— START OF DATA TO USE —

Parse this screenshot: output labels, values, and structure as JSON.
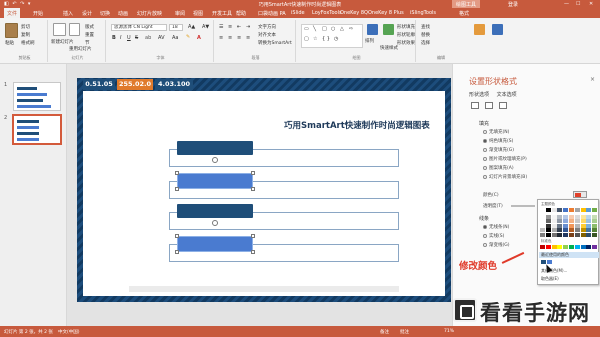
{
  "window": {
    "title": "巧用SmartArt快速制作时尚逻辑图表",
    "context_tab": "绘图工具",
    "user": "登录",
    "quick_access": "◧ ↶ ↷ ▾"
  },
  "tabs": [
    {
      "label": "文件",
      "active": true
    },
    {
      "label": "开始"
    },
    {
      "label": "插入"
    },
    {
      "label": "设计"
    },
    {
      "label": "切换"
    },
    {
      "label": "动画"
    },
    {
      "label": "幻灯片放映"
    },
    {
      "label": "审阅"
    },
    {
      "label": "视图"
    },
    {
      "label": "开发工具"
    },
    {
      "label": "帮助"
    },
    {
      "label": "口袋动画 PA"
    },
    {
      "label": "iSlide"
    },
    {
      "label": "LoyFoxTools"
    },
    {
      "label": "OneKey 8Q"
    },
    {
      "label": "OneKey 8 Plus"
    },
    {
      "label": "iSlingTools"
    },
    {
      "label": "格式"
    }
  ],
  "ribbon": {
    "clipboard": {
      "paste": "粘贴",
      "cut": "剪切",
      "copy": "复制",
      "format_painter": "格式刷",
      "group_label": "剪贴板"
    },
    "slides": {
      "new_slide": "新建幻灯片",
      "reuse": "重用幻灯片",
      "layout": "版式",
      "reset": "重置",
      "section": "节",
      "group_label": "幻灯片"
    },
    "font": {
      "font_name": "思源黑体 CN Light",
      "font_size": "18",
      "bold": "B",
      "italic": "I",
      "underline": "U",
      "strike": "S",
      "group_label": "字体"
    },
    "paragraph": {
      "text_direction": "文字方向",
      "align_text": "对齐文本",
      "to_smartart": "转换为SmartArt",
      "group_label": "段落"
    },
    "drawing": {
      "arrange": "排列",
      "quick_styles": "快速样式",
      "shape_fill": "形状填充",
      "shape_outline": "形状轮廓",
      "shape_effects": "形状效果",
      "group_label": "绘图"
    },
    "editing": {
      "find": "查找",
      "replace": "替换",
      "select": "选择",
      "group_label": "编辑"
    }
  },
  "slides_panel": {
    "items": [
      {
        "number": "1",
        "selected": false
      },
      {
        "number": "2",
        "selected": true
      }
    ]
  },
  "slide": {
    "badges": [
      "0.51.05",
      "255.02.0",
      "4.03.100"
    ],
    "title": "巧用SmartArt快速制作时尚逻辑图表"
  },
  "format_pane": {
    "title": "设置形状格式",
    "tabs": [
      "形状选项",
      "文本选项"
    ],
    "close": "×",
    "fill_section": "填充",
    "fill_options": [
      "无填充(N)",
      "纯色填充(S)",
      "渐变填充(G)",
      "图片或纹理填充(P)",
      "图案填充(A)",
      "幻灯片背景填充(B)"
    ],
    "color_label": "颜色(C)",
    "transparency_label": "透明度(T)",
    "line_section": "线条",
    "line_options": [
      "无线条(N)",
      "实线(S)",
      "渐变线(G)"
    ]
  },
  "color_palette": {
    "theme_title": "主题颜色",
    "standard_title": "标准色",
    "recent_label": "最近使用的颜色",
    "more_colors": "其他颜色(M)...",
    "eyedropper": "取色器(E)",
    "theme_colors": [
      "#ffffff",
      "#000000",
      "#e7e6e6",
      "#44546a",
      "#4472c4",
      "#ed7d31",
      "#a5a5a5",
      "#ffc000",
      "#5b9bd5",
      "#70ad47"
    ],
    "standard_colors": [
      "#c00000",
      "#ff0000",
      "#ffc000",
      "#ffff00",
      "#92d050",
      "#00b050",
      "#00b0f0",
      "#0070c0",
      "#002060",
      "#7030a0"
    ],
    "recent_colors": [
      "#1f4e79",
      "#4a7bd0"
    ]
  },
  "annotation": "修改颜色",
  "status_bar": {
    "slide_info": "幻灯片 第 2 张，共 2 张",
    "language": "中文(中国)",
    "notes": "备注",
    "comments": "批注",
    "zoom": "71%"
  },
  "watermark": "看看手游网"
}
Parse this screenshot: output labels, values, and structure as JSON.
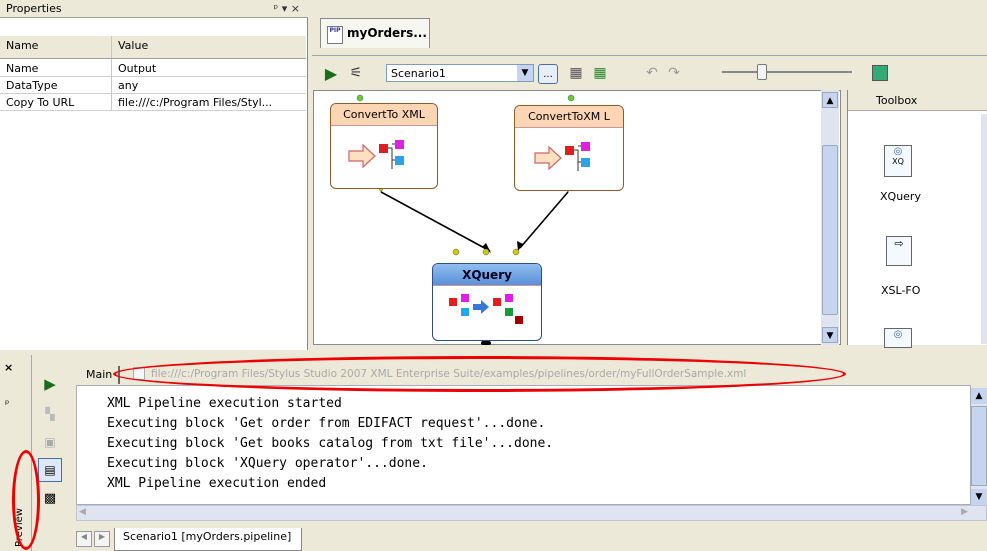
{
  "properties_panel": {
    "title": "Properties",
    "pin": "ᵖ ▾ ×",
    "columns": [
      "Name",
      "Value"
    ],
    "rows": [
      {
        "name": "Name",
        "value": "Output"
      },
      {
        "name": "DataType",
        "value": "any"
      },
      {
        "name": "Copy To URL",
        "value": "file:///c:/Program Files/Styl..."
      }
    ]
  },
  "document_tab": {
    "label": "myOrders..."
  },
  "toolbar": {
    "scenario_select": "Scenario1",
    "ellipsis": "..."
  },
  "canvas": {
    "blocks": [
      {
        "title": "ConvertTo XML"
      },
      {
        "title": "ConvertToXM L"
      },
      {
        "title": "XQuery"
      }
    ]
  },
  "toolbox": {
    "title": "Toolbox",
    "items": [
      {
        "label": "XQuery",
        "icon_text": "XQ"
      },
      {
        "label": "XSL-FO"
      }
    ]
  },
  "output": {
    "tab_label": "Main",
    "url": "file:///c:/Program Files/Stylus Studio 2007 XML Enterprise Suite/examples/pipelines/order/myFullOrderSample.xml",
    "log_lines": [
      "XML Pipeline execution started",
      "Executing block 'Get order from EDIFACT request'...done.",
      "Executing block 'Get books catalog from txt file'...done.",
      "Executing block 'XQuery operator'...done.",
      "XML Pipeline execution ended"
    ],
    "side_label": "Preview",
    "bottom_tab": "Scenario1 [myOrders.pipeline]"
  },
  "colors": {
    "highlight": "#e00000",
    "block_header": "#fcd5b4",
    "xquery_header": "#5a8fd8"
  }
}
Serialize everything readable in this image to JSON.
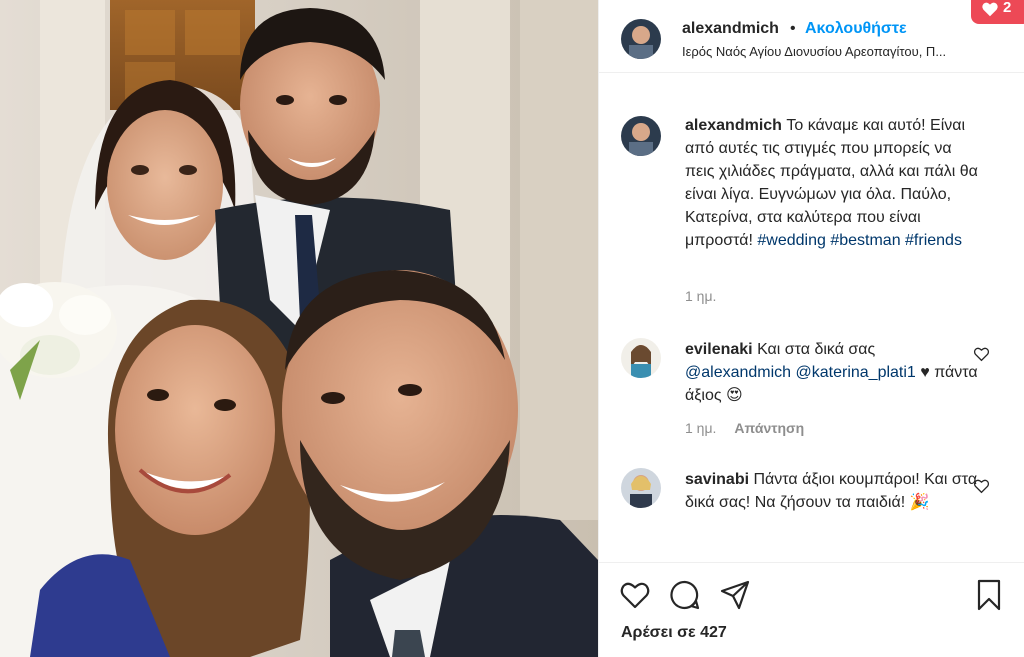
{
  "post": {
    "username": "alexandmich",
    "separator": "•",
    "follow_label": "Ακολουθήστε",
    "location": "Ιερός Ναός Αγίου Διονυσίου Αρεοπαγίτου, Π...",
    "more_label": "•••",
    "notification_count": "2"
  },
  "caption": {
    "username": "alexandmich",
    "text": "Το κάναμε και αυτό! Είναι από αυτές τις στιγμές που μπορείς να πεις χιλιάδες πράγματα, αλλά και πάλι θα είναι λίγα. Ευγνώμων για όλα. Παύλο, Κατερίνα, στα καλύτερα που είναι μπροστά! ",
    "hashtags": "#wedding #bestman #friends",
    "time": "1 ημ."
  },
  "comments": [
    {
      "username": "evilenaki",
      "text_before": "Και στα δικά σας ",
      "mentions": "@alexandmich @katerina_plati1",
      "text_after": " ♥ πάντα άξιος 😍",
      "time": "1 ημ.",
      "reply_label": "Απάντηση"
    },
    {
      "username": "savinabi",
      "text": "Πάντα άξιοι κουμπάροι! Και στα δικά σας! Να ζήσουν τα παιδιά! 🎉"
    }
  ],
  "likes_label": "Αρέσει σε 427",
  "colors": {
    "accent": "#0095f6",
    "notification": "#ed4956",
    "mention": "#00376b",
    "muted": "#8e8e8e"
  }
}
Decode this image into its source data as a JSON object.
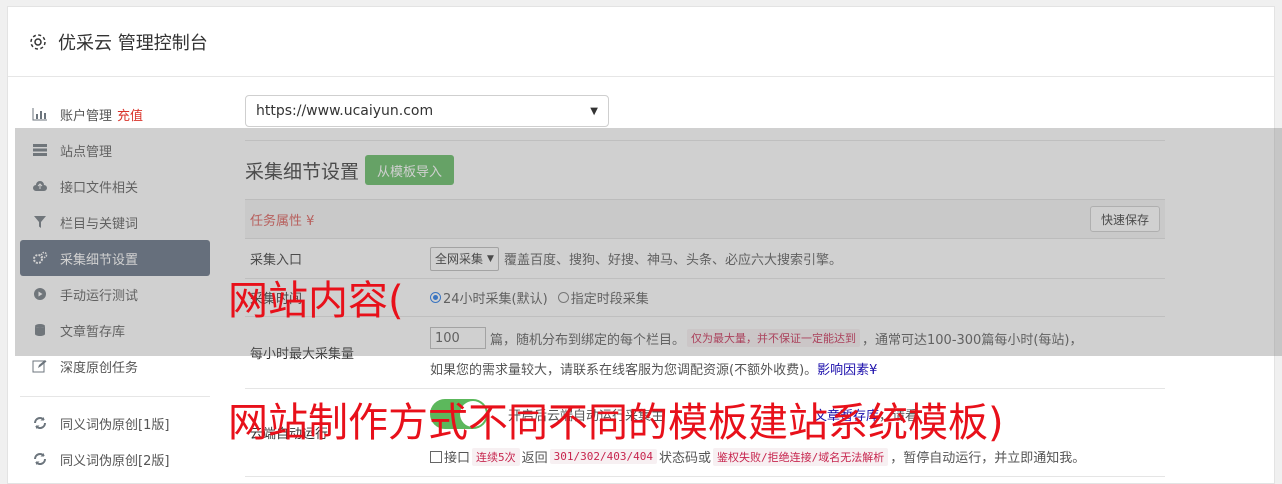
{
  "header": {
    "title": "优采云 管理控制台",
    "icon": "gear-icon"
  },
  "sidebar": {
    "items": [
      {
        "label": "账户管理",
        "accent": "充值",
        "icon": "bar-chart-icon"
      },
      {
        "label": "站点管理",
        "icon": "server-icon"
      },
      {
        "label": "接口文件相关",
        "icon": "cloud-upload-icon"
      },
      {
        "label": "栏目与关键词",
        "icon": "filter-icon"
      },
      {
        "label": "采集细节设置",
        "icon": "cogs-icon",
        "active": true
      },
      {
        "label": "手动运行测试",
        "icon": "play-circle-icon"
      },
      {
        "label": "文章暂存库",
        "icon": "database-icon"
      },
      {
        "label": "深度原创任务",
        "icon": "edit-icon"
      },
      {
        "label": "同义词伪原创[1版]",
        "icon": "refresh-icon"
      },
      {
        "label": "同义词伪原创[2版]",
        "icon": "refresh-icon"
      }
    ]
  },
  "main": {
    "site_select": "https://www.ucaiyun.com",
    "section_title": "采集细节设置",
    "import_button": "从模板导入",
    "task_props": "任务属性",
    "quick_save": "快速保存",
    "rows": {
      "entry": {
        "label": "采集入口",
        "select": "全网采集",
        "desc": "覆盖百度、搜狗、好搜、神马、头条、必应六大搜索引擎。"
      },
      "time": {
        "label": "采集时间",
        "opt1": "24小时采集(默认)",
        "opt2": "指定时段采集"
      },
      "max": {
        "label": "每小时最大采集量",
        "value": "100",
        "t1": "篇，随机分布到绑定的每个栏目。",
        "code1": "仅为最大量，并不保证一定能达到",
        "t2": "，通常可达100-300篇每小时(每站)，",
        "t3": "如果您的需求量较大，请联系在线客服为您调配资源(不额外收费)。",
        "link": "影响因素"
      },
      "cloud": {
        "label": "云端自动运行",
        "l1a": "开启后云端自动运行采集主",
        "l1b": "文章暂存库",
        "l1c": "，请看",
        "c_prefix": "接口",
        "code_a": "连续5次",
        "c_mid1": "返回",
        "code_b": "301/302/403/404",
        "c_mid2": "状态码或",
        "code_c": "鉴权失败/拒绝连接/域名无法解析",
        "c_end": "，暂停自动运行，并立即通知我。"
      }
    }
  },
  "watermark": {
    "line1": "网站内容(",
    "line2": "网站制作方式不同不同的模板建站系统模板)"
  }
}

— END OF DATA TO USE —

Copy out every line of the material above that mentions the word "Files".

        "value": "file:///c:/Program Files/Styl..."
    "url": "file:///c:/Program Files/Stylus Studio 2007 XML Enterprise Suite/examples/pipelines/order/myFullOrderSample.xml",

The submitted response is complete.